Given request
Below are some records: retype them all exactly, but not the pictures.

Data items:
━━━━━━
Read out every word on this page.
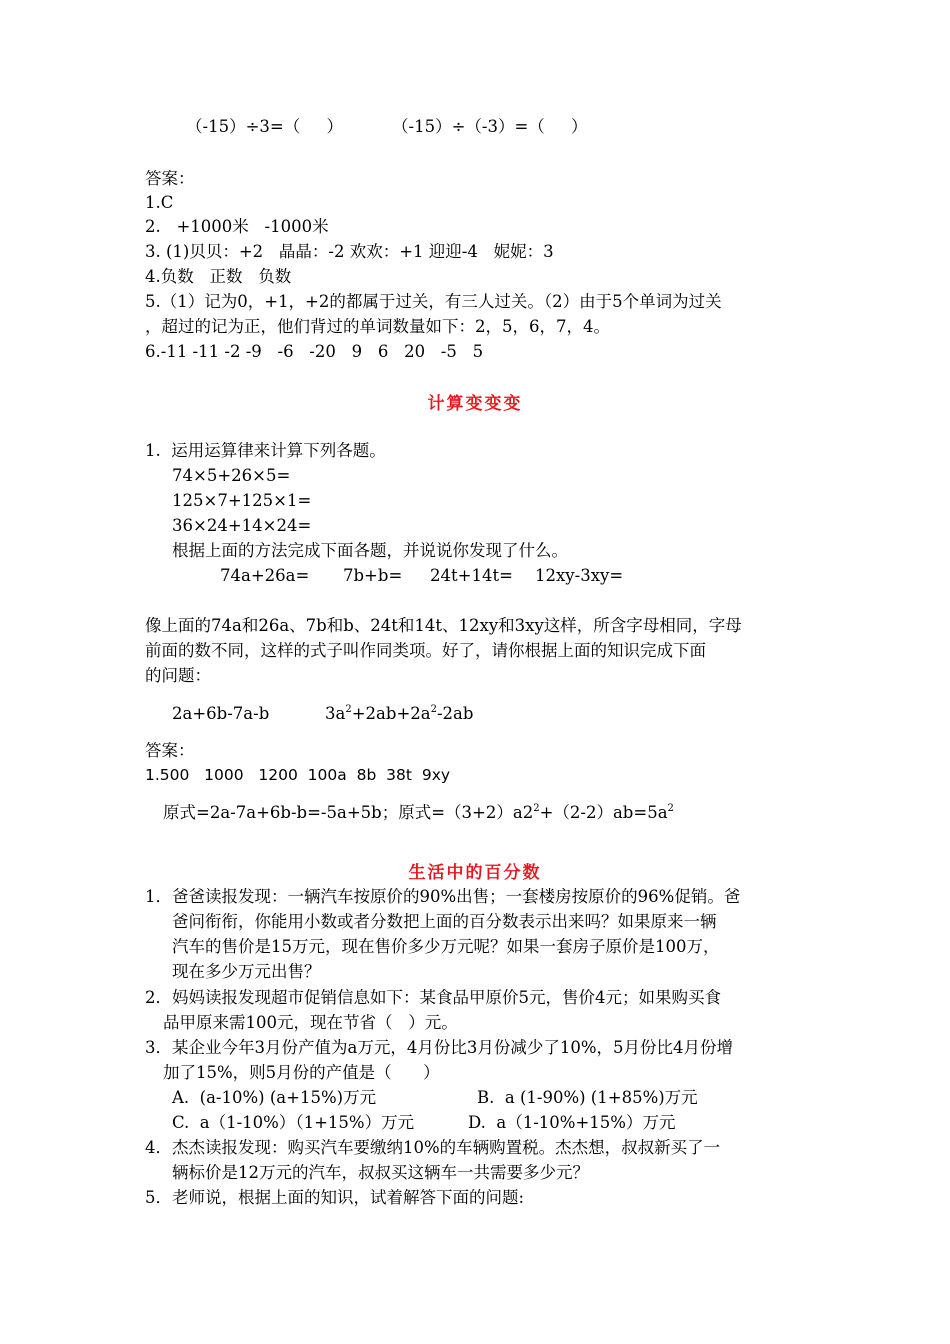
（-15）÷3=（     ）	（-15）÷（-3）=（     ）
答案：
1.C
2.   +1000米   -1000米
3. (1)贝贝：+2   晶晶：-2 欢欢：+1 迎迎-4   妮妮：3
4.负数   正数   负数
5.（1）记为0，+1，+2的都属于过关，有三人过关。（2）由于5个单词为过关
，超过的记为正，他们背过的单词数量如下：2，5，6，7，4。
6.-11 -11 -2 -9   -6   -20   9   6   20   -5   5
计算变变变
1.  运用运算律来计算下列各题。
74×5+26×5=
125×7+125×1=
36×24+14×24=
根据上面的方法完成下面各题，并说说你发现了什么。
74a+26a= 7b+b= 24t+14t= 12xy-3xy=
像上面的74a和26a、7b和b、24t和14t、12xy和3xy这样，所含字母相同，字母
前面的数不同，这样的式子叫作同类项。好了，请你根据上面的知识完成下面
的问题：
2a+6b-7a-b	$3a^2+2ab+2a^2-2ab$
答案：
1.500   1000   1200  100a  8b  38t  9xy
原式=2a-7a+6b-b=-5a+5b；原式$=(3+2)a2^2+(2-2)ab=5a^2$
生活中的百分数
1．爸爸读报发现：一辆汽车按原价的90%出售；一套楼房按原价的96%促销。爸
爸问衔衔，你能用小数或者分数把上面的百分数表示出来吗？如果原来一辆
汽车的售价是15万元，现在售价多少万元呢？如果一套房子原价是100万，
现在多少万元出售？
2．妈妈读报发现超市促销信息如下：某食品甲原价5元，售价4元；如果购买食
品甲原来需100元，现在节省（   ）元。
3．某企业今年3月份产值为a万元，4月份比3月份减少了10%，5月份比4月份增
加了15%，则5月份的产值是（      ）
A.  (a-10%) (a+15%)万元	B.  a (1-90%) (1+85%)万元
C.  a（1-10%）（1+15%）万元	D.  a（1-10%+15%）万元
4．杰杰读报发现：购买汽车要缴纳10%的车辆购置税。杰杰想，叔叔新买了一
辆标价是12万元的汽车，叔叔买这辆车一共需要多少元？
5．老师说，根据上面的知识，试着解答下面的问题:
━━━━━━
Solution for this task
Read out every word on this page.
（-15）÷3=（     ）	（-15）÷（-3）=（     ）
答案：
1.C
2.   +1000米   -1000米
3. (1)贝贝：+2   晶晶：-2 欢欢：+1 迎迎-4   妮妮：3
4.负数   正数   负数
5.（1）记为0，+1，+2的都属于过关，有三人过关。（2）由于5个单词为过关
，超过的记为正，他们背过的单词数量如下：2，5，6，7，4。
6.-11 -11 -2 -9   -6   -20   9   6   20   -5   5
计算变变变
1.  运用运算律来计算下列各题。
74×5+26×5=
125×7+125×1=
36×24+14×24=
根据上面的方法完成下面各题，并说说你发现了什么。
74a+26a= 7b+b= 24t+14t= 12xy-3xy=
像上面的74a和26a、7b和b、24t和14t、12xy和3xy这样，所含字母相同，字母
前面的数不同，这样的式子叫作同类项。好了，请你根据上面的知识完成下面
的问题：
2a+6b-7a-b	$3a^2+2ab+2a^2-2ab$
答案：
1.500   1000   1200  100a  8b  38t  9xy
原式=2a-7a+6b-b=-5a+5b；原式$=(3+2)a2^2+(2-2)ab=5a^2$
生活中的百分数
1．爸爸读报发现：一辆汽车按原价的90%出售；一套楼房按原价的96%促销。爸
爸问衔衔，你能用小数或者分数把上面的百分数表示出来吗？如果原来一辆
汽车的售价是15万元，现在售价多少万元呢？如果一套房子原价是100万，
现在多少万元出售？
2．妈妈读报发现超市促销信息如下：某食品甲原价5元，售价4元；如果购买食
品甲原来需100元，现在节省（   ）元。
3．某企业今年3月份产值为a万元，4月份比3月份减少了10%，5月份比4月份增
加了15%，则5月份的产值是（      ）
A.  (a-10%) (a+15%)万元	B.  a (1-90%) (1+85%)万元
C.  a（1-10%）（1+15%）万元	D.  a（1-10%+15%）万元
4．杰杰读报发现：购买汽车要缴纳10%的车辆购置税。杰杰想，叔叔新买了一
辆标价是12万元的汽车，叔叔买这辆车一共需要多少元？
5．老师说，根据上面的知识，试着解答下面的问题:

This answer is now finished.